* [Quoted passage]
:::

Yes. In Butt and UP 1725 ACAT decided that proxies do count towards the making of a quorum.

Section 3.9(1) of Schedule 3 of the UT(M)A provides that

(1) A motion may be considered at a general meeting of an owners corporation with 3 or more members only if there is present—

(a) a quorum (a standard quorum) made up by people entitled to vote (on the motion) in relation to not less than ½ the total number of units; or

(b) a quorum (a reduced quorum) made up under subsection (2).

The issue is to determine what “people entitled to vote (on the motion) in relation to not less than ½ the total number of units” means.

ACAT decided that the use of the words “in relation to” leads to the conclusion that the provision means not the people physically present but the number of entitlements to vote that are present. Therefore proxies (ie entitlements to vote) do count towards the quorum.

ACAT concluded this interpretation is reinforced because “Paragraph 3.31.(4) specifically provides in relation to absentee votes that such votes do not count “for the purposes of making up a quorum” If the same approach was intended to be taken in relation to proxies, similar legislative provision would have been made.”

Can you give your proxy to someone who is not a member of your owners corporation?

Yes you can.  

In the case of Anne K Brown and The Owners of Units Plan 2737, ACAT concluded that because Sub-section 115(3) (now Schedule 3 3.26 of the Unit Titles (Management) Act ) excludes only two types of person (the strata manager or a service contractor) from being appointed a proxy, it therefore allows anyone else to hold a proxy.

Can an owners corporation exclude certain people from accepting proxies?

No.

ACAT concluded in Anne K Brown and The Owners of Units Plan 2737 that an owners corporation’s power to approve the proxy form (Schedule 3 3.26 of the Unit Titles (Management) Act does not include a power to change the Act.  So as the Act only prohibits the strata manager or a service contractor from being appointed a proxy, an owners corporation can go no further than that. 

Can an owners corporation stop proxies from voting on certain motions at AGMs?

No.

ACAT concluded in Anne K Brown and The Owners of Units Plan 2737 that an owner may in writing place restrictions on what motions and how their proxy holder may vote but that, as the Act does not limit what motions a proxy may vote on, an owners corporation cannot change the Act or the scope of the proxy given by the owner.

Is an absentee vote handed to the Chair as an owner leaves an annual general meeting or special general meeting a valid vote?

No

In Green and the Owners of Units Plan 199, ACAT found that an absentee vote has to be registered before the start of the meeting.

Section 3.31 of Schedule 3 to the UTM Act provides:

(1) A person entitled to vote on a motion may cast an absentee vote on the motion by recording the vote on an absentee voting paper and giving it to the owners corporation before the meeting begins.

The reasoning in this decision would not appear to make a proxy vote, even a directed proxy vote, given to the Chair or another attendee during the meeting, invalid, so long as the provisions of Section 3.26 of Schedule 3 are adhered to.

Executive committee members should be aware of this and ensure that owners, who have to leave a meeting that is going longer than expected, are correctly advised how to register their vote for the remainder of the motions.

If a motion is passed unopposed, can it be overturned later by a special resolution?

:::

* [Available data]
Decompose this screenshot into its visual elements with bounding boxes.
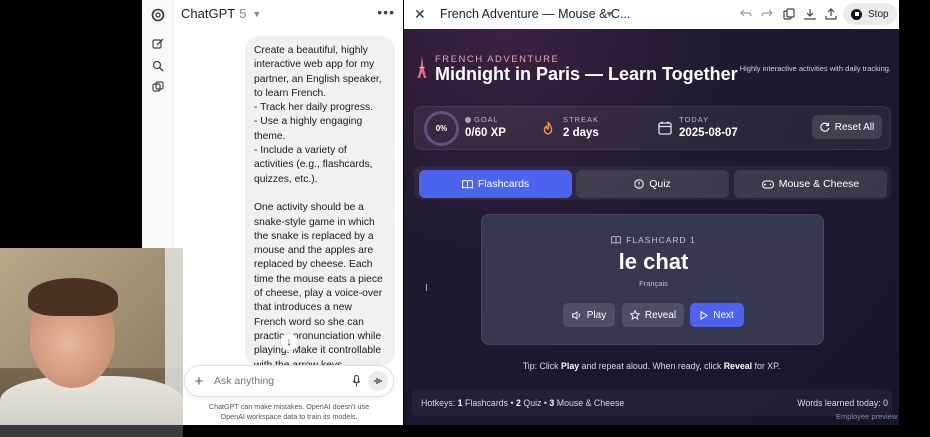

:::

* [Problems and tasks]
1. Shorten the paragraph in the text on owners corporation voting that begins "In the case of Anne K Brown," keeping its main facts.
2. Write the next part of the text on owners corporation voting, picking up after its final line.
The material has no connection to the text on owners corporation voting.

* [Answers for this exercise]
1. In Anne K Brown and The Owners of Units Plan 2737, ACAT held that Sub-section 115(3), now Schedule 3 3.26 of the Unit Titles (Management) Act, bars only the strata manager or a service contractor from being a proxy, so anyone else may hold one.

2.
Possibly.

Section 3.14 of Schedule 3 to the UT(M) Act provides as follows:

(1) Decisions at general meetings must be made by ordinary resolution, unless this Act requires otherwise.

(2) If, at a general meeting, an owners corporation makes a resolution of a particular kind (that is, an ordinary, special, unopposed or unanimous resolution), a resolution of the same kind at a general meeting is required to amend or revoke the earlier resolution, unless this Act requires otherwise.

In Green and the Owners of Units Plan 199, ACAT found that a motion passed unopposed, when it only needed to be passed by special resolution, could be overturned by a special resolution. That is, a special resolution was required to validly pass the original resolution so a special resolution was required to validly rescind it and the fact that the original resolution was passed unopposed was purely incidental.

Executive committee members need to give consideration to what level of resolution is required to give effect to any motion and make sure that the Minutes correctly reflect the type of resolution and the votes recorded. (Note that there are some cases where a resolution of a certain kind may be reversed by a lesser class of resolution – see for example section 22 of the Act.)

Is laying a new floor covering, particularly a hard floor, an erection or alteration that requires approval by an annual general meeting?

No.

In Nolan and UP369 ACAT decided that

“the removal of carpets and the installation of a floating bamboo floor is not an erection or alteration to the structure as provided in default rule 4(i)(a) in Schedule 4 of the UTMA and it does not require owners corporation approval.”

As the installation of floating timber floors is currently fashionable, it is worth answering this question in some detail.

Default rule 4(i)(a) in Schedule 4 of the UTMA specifically provides that a unit owner may erect or alter any structure in or on the unit or the common property only in accordance with the express permission of the owners corporation by unopposed resolution, and that the permission given may be conditional.

“Structure” is not defined in the UTMA. In section 24(2), the UTMA refers to the following as structures, if load bearing: walls, columns, footings, slabs or beams. “Structural parts” may include eaves, gutters or downpipes. The UTMA also does not define “alter”, “alteration”, “erect” or “erection”.

Regulation 23 of the Building (General) Regulations 2008 deals with substantial alteration. Subclause (2) provides that neither refitting a building nor replacing the internal elements of the building is an alteration of the building unless the layout and function of the internal spaces of the building have changed. Example 5 in this subclause provides:

5.          A building contains a nightclub where a fire sprinkler system was installed 1 year ago. Plans now propose to upgrade the airconditioning system and floor coverings throughout the building. As the work does not alter the floor area or function of the building it would not amount to a substantial alteration. [emphasis the Tribunal’s own]

The Tribunal looked at case law and interstate legislation in relation to ‘structural alteration’. In all cases the Courts concluded that a ‘structural alteration’ required at the least penetration of a concrete slab, but more likely the addition of doors or windows or the change of load bearing walls.

Following from this logic, it would be reasonable to conclude that refurbishing an existing fixture, fitting or structure would not require approval of an AGM. For example, if an existing fence was to be replaced with a fence of the same size in the same place with approved materials in approved colours, it would not be an erection or alteration requiring approval.

Should resolutions be put to a general meeting even though they have been lost on absentee votes?

Yes. It is proper meeting practice and fair to all parties to formally put to the meeting all resolutions that are notified in the Agenda and absentee voting papers and that the outcome (votes for and against) is formally recorded in the Minutes.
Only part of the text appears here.